* **GIVEN INSTRUCTION**: Without including any pictures, copy each entry below exactly.

━━━━━ TASK INPUTS ━━━━━

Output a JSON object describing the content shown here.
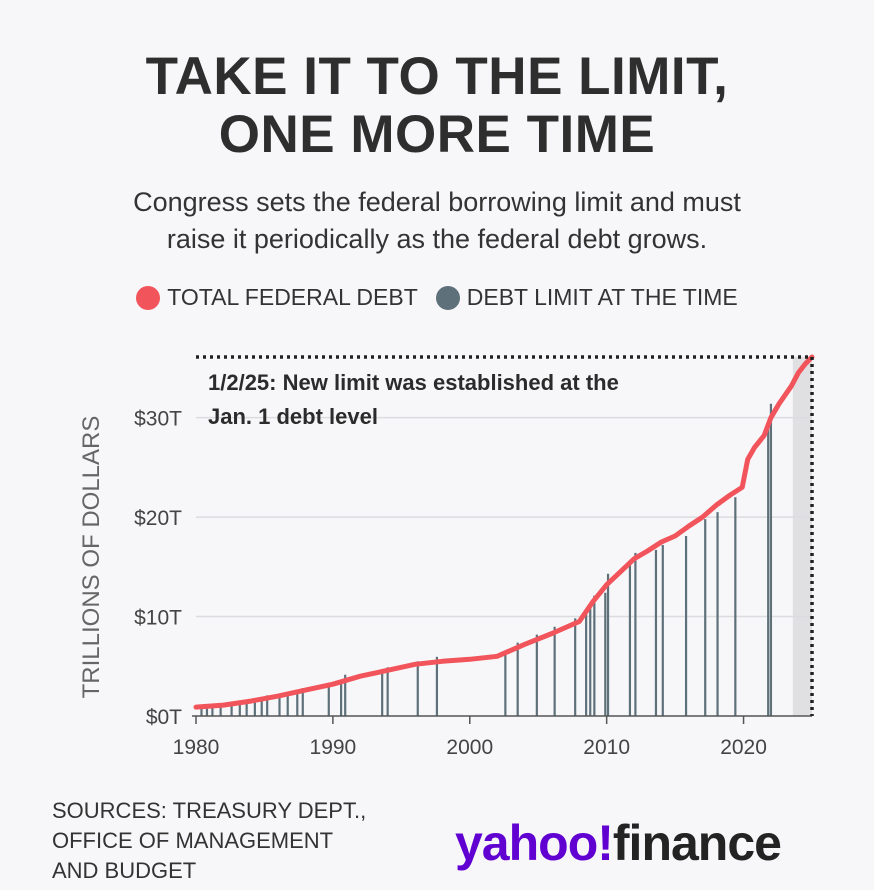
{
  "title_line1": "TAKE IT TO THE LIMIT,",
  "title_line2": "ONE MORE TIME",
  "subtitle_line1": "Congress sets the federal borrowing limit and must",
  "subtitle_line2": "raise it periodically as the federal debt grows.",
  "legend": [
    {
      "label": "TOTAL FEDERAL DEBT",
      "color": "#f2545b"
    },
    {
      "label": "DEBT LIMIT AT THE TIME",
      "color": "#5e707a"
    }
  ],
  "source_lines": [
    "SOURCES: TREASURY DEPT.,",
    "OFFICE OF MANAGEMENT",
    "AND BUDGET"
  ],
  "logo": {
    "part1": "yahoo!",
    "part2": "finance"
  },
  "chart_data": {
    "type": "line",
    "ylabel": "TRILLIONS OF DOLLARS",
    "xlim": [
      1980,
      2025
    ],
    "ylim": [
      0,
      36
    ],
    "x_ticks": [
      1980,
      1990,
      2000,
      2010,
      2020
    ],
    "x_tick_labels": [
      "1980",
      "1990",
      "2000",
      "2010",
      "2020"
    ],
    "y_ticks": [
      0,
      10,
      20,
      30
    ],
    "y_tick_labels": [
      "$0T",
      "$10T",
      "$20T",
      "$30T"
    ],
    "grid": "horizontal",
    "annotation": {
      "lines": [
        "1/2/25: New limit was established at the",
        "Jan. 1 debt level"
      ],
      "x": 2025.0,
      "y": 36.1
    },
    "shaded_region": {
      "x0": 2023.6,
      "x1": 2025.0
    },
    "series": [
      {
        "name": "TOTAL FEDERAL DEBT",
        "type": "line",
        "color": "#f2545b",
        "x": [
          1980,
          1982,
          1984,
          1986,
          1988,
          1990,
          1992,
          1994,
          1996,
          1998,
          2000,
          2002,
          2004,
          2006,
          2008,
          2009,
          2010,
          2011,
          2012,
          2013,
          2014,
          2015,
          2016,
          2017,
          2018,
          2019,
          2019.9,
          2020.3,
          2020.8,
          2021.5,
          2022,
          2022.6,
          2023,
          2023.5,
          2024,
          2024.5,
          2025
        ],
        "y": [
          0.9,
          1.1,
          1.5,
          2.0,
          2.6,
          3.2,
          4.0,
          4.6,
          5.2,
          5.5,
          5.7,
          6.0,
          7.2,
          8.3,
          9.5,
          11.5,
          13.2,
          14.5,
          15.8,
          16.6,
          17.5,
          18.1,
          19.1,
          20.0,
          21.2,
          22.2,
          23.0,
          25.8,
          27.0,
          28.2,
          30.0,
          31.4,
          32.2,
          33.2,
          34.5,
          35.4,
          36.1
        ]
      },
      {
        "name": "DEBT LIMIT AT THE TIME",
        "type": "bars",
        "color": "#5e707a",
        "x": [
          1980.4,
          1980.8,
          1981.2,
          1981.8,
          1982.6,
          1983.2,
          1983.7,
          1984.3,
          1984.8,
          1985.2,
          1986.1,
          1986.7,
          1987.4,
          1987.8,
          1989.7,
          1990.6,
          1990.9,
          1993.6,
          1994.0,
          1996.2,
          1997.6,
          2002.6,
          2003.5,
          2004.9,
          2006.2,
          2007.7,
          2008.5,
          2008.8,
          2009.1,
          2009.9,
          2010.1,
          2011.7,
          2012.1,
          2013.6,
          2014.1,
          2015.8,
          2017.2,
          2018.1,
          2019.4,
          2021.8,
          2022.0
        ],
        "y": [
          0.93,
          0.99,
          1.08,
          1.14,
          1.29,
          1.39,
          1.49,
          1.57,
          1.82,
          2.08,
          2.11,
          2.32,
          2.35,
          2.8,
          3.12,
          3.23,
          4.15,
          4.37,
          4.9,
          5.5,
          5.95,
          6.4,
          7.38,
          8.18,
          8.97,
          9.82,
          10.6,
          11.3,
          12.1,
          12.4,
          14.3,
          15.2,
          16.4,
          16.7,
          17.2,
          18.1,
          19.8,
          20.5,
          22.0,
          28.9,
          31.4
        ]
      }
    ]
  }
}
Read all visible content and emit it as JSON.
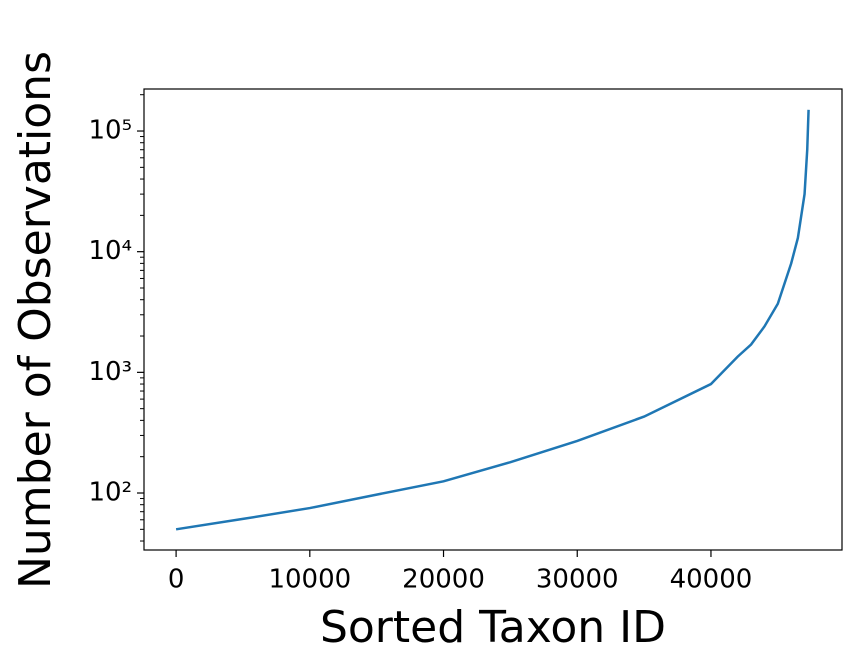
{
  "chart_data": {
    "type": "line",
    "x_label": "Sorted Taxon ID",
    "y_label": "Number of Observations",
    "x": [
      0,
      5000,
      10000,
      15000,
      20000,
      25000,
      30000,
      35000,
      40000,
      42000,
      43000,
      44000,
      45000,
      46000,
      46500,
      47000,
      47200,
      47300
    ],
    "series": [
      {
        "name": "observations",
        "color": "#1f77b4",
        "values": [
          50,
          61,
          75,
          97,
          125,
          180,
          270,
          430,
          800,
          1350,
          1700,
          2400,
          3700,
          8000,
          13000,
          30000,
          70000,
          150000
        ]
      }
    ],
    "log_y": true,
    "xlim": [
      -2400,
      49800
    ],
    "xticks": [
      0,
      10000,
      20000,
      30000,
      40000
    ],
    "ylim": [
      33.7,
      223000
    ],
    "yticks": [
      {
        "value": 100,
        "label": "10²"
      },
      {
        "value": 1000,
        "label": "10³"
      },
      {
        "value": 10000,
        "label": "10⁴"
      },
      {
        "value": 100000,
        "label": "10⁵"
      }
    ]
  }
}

━━━━━

* **EXPECTED ANSWER**:
Output a JSON object describing the content shown here.
{
  "title_line1": "TAKE IT TO THE LIMIT,",
  "title_line2": "ONE MORE TIME",
  "subtitle_line1": "Congress sets the federal borrowing limit and must",
  "subtitle_line2": "raise it periodically as the federal debt grows.",
  "legend": [
    {
      "label": "TOTAL FEDERAL DEBT",
      "color": "#f2545b"
    },
    {
      "label": "DEBT LIMIT AT THE TIME",
      "color": "#5e707a"
    }
  ],
  "source_lines": [
    "SOURCES: TREASURY DEPT.,",
    "OFFICE OF MANAGEMENT",
    "AND BUDGET"
  ],
  "logo": {
    "part1": "yahoo!",
    "part2": "finance"
  },
  "chart_data": {
    "type": "line",
    "ylabel": "TRILLIONS OF DOLLARS",
    "xlim": [
      1980,
      2025
    ],
    "ylim": [
      0,
      36
    ],
    "x_ticks": [
      1980,
      1990,
      2000,
      2010,
      2020
    ],
    "x_tick_labels": [
      "1980",
      "1990",
      "2000",
      "2010",
      "2020"
    ],
    "y_ticks": [
      0,
      10,
      20,
      30
    ],
    "y_tick_labels": [
      "$0T",
      "$10T",
      "$20T",
      "$30T"
    ],
    "grid": "horizontal",
    "annotation": {
      "lines": [
        "1/2/25: New limit was established at the",
        "Jan. 1 debt level"
      ],
      "x": 2025.0,
      "y": 36.1
    },
    "shaded_region": {
      "x0": 2023.6,
      "x1": 2025.0
    },
    "series": [
      {
        "name": "TOTAL FEDERAL DEBT",
        "type": "line",
        "color": "#f2545b",
        "x": [
          1980,
          1982,
          1984,
          1986,
          1988,
          1990,
          1992,
          1994,
          1996,
          1998,
          2000,
          2002,
          2004,
          2006,
          2008,
          2009,
          2010,
          2011,
          2012,
          2013,
          2014,
          2015,
          2016,
          2017,
          2018,
          2019,
          2019.9,
          2020.3,
          2020.8,
          2021.5,
          2022,
          2022.6,
          2023,
          2023.5,
          2024,
          2024.5,
          2025
        ],
        "y": [
          0.9,
          1.1,
          1.5,
          2.0,
          2.6,
          3.2,
          4.0,
          4.6,
          5.2,
          5.5,
          5.7,
          6.0,
          7.2,
          8.3,
          9.5,
          11.5,
          13.2,
          14.5,
          15.8,
          16.6,
          17.5,
          18.1,
          19.1,
          20.0,
          21.2,
          22.2,
          23.0,
          25.8,
          27.0,
          28.2,
          30.0,
          31.4,
          32.2,
          33.2,
          34.5,
          35.4,
          36.1
        ]
      },
      {
        "name": "DEBT LIMIT AT THE TIME",
        "type": "bars",
        "color": "#5e707a",
        "x": [
          1980.4,
          1980.8,
          1981.2,
          1981.8,
          1982.6,
          1983.2,
          1983.7,
          1984.3,
          1984.8,
          1985.2,
          1986.1,
          1986.7,
          1987.4,
          1987.8,
          1989.7,
          1990.6,
          1990.9,
          1993.6,
          1994.0,
          1996.2,
          1997.6,
          2002.6,
          2003.5,
          2004.9,
          2006.2,
          2007.7,
          2008.5,
          2008.8,
          2009.1,
          2009.9,
          2010.1,
          2011.7,
          2012.1,
          2013.6,
          2014.1,
          2015.8,
          2017.2,
          2018.1,
          2019.4,
          2021.8,
          2022.0
        ],
        "y": [
          0.93,
          0.99,
          1.08,
          1.14,
          1.29,
          1.39,
          1.49,
          1.57,
          1.82,
          2.08,
          2.11,
          2.32,
          2.35,
          2.8,
          3.12,
          3.23,
          4.15,
          4.37,
          4.9,
          5.5,
          5.95,
          6.4,
          7.38,
          8.18,
          8.97,
          9.82,
          10.6,
          11.3,
          12.1,
          12.4,
          14.3,
          15.2,
          16.4,
          16.7,
          17.2,
          18.1,
          19.8,
          20.5,
          22.0,
          28.9,
          31.4
        ]
      }
    ]
  }
}
Read all visible content and emit it as JSON.
{
  "chart_data": {
    "type": "line",
    "x_label": "Sorted Taxon ID",
    "y_label": "Number of Observations",
    "x": [
      0,
      5000,
      10000,
      15000,
      20000,
      25000,
      30000,
      35000,
      40000,
      42000,
      43000,
      44000,
      45000,
      46000,
      46500,
      47000,
      47200,
      47300
    ],
    "series": [
      {
        "name": "observations",
        "color": "#1f77b4",
        "values": [
          50,
          61,
          75,
          97,
          125,
          180,
          270,
          430,
          800,
          1350,
          1700,
          2400,
          3700,
          8000,
          13000,
          30000,
          70000,
          150000
        ]
      }
    ],
    "log_y": true,
    "xlim": [
      -2400,
      49800
    ],
    "xticks": [
      0,
      10000,
      20000,
      30000,
      40000
    ],
    "ylim": [
      33.7,
      223000
    ],
    "yticks": [
      {
        "value": 100,
        "label": "10²"
      },
      {
        "value": 1000,
        "label": "10³"
      },
      {
        "value": 10000,
        "label": "10⁴"
      },
      {
        "value": 100000,
        "label": "10⁵"
      }
    ]
  }
}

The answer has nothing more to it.